INSTRUÇÕES:
[1] No texto sobre a gestão das escolas, com que hierarquia e carreira comparam os governantes as alterações ao Estatuto da Carreira Docente?
[2] Transcreva do texto sobre a gestão das escolas o trecho que vai de "No fundo, não" a "e carreira militar.".

TEXTO FORNECIDO:
----
É certo que a ministra da Educação encontrou resistências não esperadas dentro da classe docente porque o processo de organização “vertical”, que no nosso país conduz invariavelmente à desunião, ao servilismo e aos favorecimentos (os sociólogos sabem-no bem), ainda não foi completamente instaurado. Querer que, do pé para a mão, a classe docente do país - e aquela que, provavelmente, nas últimas décadas melhor se conseguiu organizar numa estrutura verdadeiramente democrática e imune às pressões político-partidárias, cultivando o livre pensamento, a cidadania responsável, e procurando transmitindo esses valores às gerações que educou - querer, dizíamos, que a classe docente adorasse o Cavalo de Tróia que o Governo colocou no “átrio” dos estabelecimentos escolares, mais do que utopia, é desconhecer os mecanismos da vivência democrática e a natural reacção ao autoritarismo.
No fundo, não deixa de ser confrangedor ver governantes eleitos por um sistema democrático, justificarem e fundamentarem, a todo o instante, as suas reformas educativas na necessidade de substituir as actuais lideranças democráticas e colegiais das escolas, por ditas “lideranças fortes” de cariz unipessoal. E muito mais confrangedor é, ainda, ver os mesmos governantes defenderem as alterações no Estatuto da Carreira Docente com persistentes analogias com a hierarquia e carreira militar.
Quando se quer transformar o sistema democrático num esporádico acto eleitoral, e se vai restringindo, em vez de incrementar, o espírito e as regras democráticas na organização da administração pública e na própria vivência quotidiana da sociedade, substituindo-o pelo espírito das “lideranças fortes”, está-se obviamente a “matar” o que de mais genuíno a democracia tem. Talvez não devêssemos esquecer que o derrube da nossa I República, e o longo período anti-democrático que se lhe seguiu, assentou precisamente na justificação da necessidade de “lideranças fortes”.
----
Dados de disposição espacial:
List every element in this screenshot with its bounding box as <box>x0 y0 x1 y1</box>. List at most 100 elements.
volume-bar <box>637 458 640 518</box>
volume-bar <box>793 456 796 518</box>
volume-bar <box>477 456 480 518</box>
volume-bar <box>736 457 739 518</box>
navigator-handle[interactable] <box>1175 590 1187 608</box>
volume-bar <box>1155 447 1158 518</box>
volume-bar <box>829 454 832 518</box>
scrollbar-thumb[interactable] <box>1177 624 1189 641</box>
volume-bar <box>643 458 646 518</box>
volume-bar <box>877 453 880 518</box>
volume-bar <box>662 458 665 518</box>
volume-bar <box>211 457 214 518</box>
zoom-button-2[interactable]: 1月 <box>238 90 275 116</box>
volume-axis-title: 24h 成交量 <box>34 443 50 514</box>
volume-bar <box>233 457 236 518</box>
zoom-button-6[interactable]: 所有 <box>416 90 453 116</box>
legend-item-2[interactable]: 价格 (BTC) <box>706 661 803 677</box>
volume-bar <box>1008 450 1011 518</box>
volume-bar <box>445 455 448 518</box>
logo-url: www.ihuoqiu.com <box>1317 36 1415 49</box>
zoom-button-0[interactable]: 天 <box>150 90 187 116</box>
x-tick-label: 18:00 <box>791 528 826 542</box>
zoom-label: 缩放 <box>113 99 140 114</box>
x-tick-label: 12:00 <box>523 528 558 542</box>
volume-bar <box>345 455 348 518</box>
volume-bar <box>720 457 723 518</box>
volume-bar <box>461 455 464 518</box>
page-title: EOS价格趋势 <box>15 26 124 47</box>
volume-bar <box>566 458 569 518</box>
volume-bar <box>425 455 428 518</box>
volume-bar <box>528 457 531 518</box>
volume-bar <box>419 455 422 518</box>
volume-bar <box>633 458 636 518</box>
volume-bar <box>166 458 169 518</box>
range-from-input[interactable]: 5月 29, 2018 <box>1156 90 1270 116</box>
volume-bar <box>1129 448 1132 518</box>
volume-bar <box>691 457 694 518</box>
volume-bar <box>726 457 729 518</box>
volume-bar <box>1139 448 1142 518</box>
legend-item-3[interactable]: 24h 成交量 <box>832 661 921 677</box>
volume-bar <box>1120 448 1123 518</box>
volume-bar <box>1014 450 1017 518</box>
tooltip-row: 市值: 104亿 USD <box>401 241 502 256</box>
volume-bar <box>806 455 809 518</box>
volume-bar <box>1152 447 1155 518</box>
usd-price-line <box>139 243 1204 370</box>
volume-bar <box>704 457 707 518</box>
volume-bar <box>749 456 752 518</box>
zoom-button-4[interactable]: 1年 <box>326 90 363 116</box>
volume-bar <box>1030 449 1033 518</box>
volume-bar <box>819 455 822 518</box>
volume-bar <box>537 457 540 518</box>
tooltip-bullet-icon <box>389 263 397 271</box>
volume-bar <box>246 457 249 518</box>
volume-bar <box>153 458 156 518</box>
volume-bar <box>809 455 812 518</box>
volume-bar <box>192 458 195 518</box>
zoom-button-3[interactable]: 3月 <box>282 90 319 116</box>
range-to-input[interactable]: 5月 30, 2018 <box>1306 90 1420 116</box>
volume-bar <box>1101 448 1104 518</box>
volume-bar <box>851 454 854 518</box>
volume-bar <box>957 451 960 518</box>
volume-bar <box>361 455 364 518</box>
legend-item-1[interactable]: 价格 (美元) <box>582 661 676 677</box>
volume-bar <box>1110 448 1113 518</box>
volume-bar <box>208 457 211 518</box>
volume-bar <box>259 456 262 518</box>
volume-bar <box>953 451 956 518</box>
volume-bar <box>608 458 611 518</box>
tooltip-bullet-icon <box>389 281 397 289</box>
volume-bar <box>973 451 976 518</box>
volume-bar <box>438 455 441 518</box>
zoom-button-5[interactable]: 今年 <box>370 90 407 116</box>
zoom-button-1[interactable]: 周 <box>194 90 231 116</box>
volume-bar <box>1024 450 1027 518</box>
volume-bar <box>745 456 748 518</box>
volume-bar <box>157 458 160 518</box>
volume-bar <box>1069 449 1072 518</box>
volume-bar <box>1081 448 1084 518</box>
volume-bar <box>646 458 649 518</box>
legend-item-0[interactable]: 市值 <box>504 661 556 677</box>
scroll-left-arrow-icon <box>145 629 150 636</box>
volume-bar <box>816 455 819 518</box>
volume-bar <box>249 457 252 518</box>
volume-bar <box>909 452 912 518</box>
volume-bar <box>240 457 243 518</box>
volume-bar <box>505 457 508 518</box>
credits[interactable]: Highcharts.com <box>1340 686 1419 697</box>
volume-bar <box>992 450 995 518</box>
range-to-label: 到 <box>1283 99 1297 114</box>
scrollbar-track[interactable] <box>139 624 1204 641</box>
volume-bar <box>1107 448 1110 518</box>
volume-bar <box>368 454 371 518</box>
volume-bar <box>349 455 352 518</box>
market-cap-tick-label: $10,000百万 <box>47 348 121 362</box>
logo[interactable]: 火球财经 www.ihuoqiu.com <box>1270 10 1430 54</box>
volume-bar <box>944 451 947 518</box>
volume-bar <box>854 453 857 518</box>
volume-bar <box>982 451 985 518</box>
----
RESULTADOS DO EXERCÍCIO:
[1] Com a hierarquia e a carreira militar.

[2]
No fundo, não deixa de ser confrangedor ver governantes eleitos por um sistema democrático, justificarem e fundamentarem, a todo o instante, as suas reformas educativas na necessidade de substituir as actuais lideranças democráticas e colegiais das escolas, por ditas “lideranças fortes” de cariz unipessoal. E muito mais confrangedor é, ainda, ver os mesmos governantes defenderem as alterações no Estatuto da Carreira Docente com persistentes analogias com a hierarquia e carreira militar.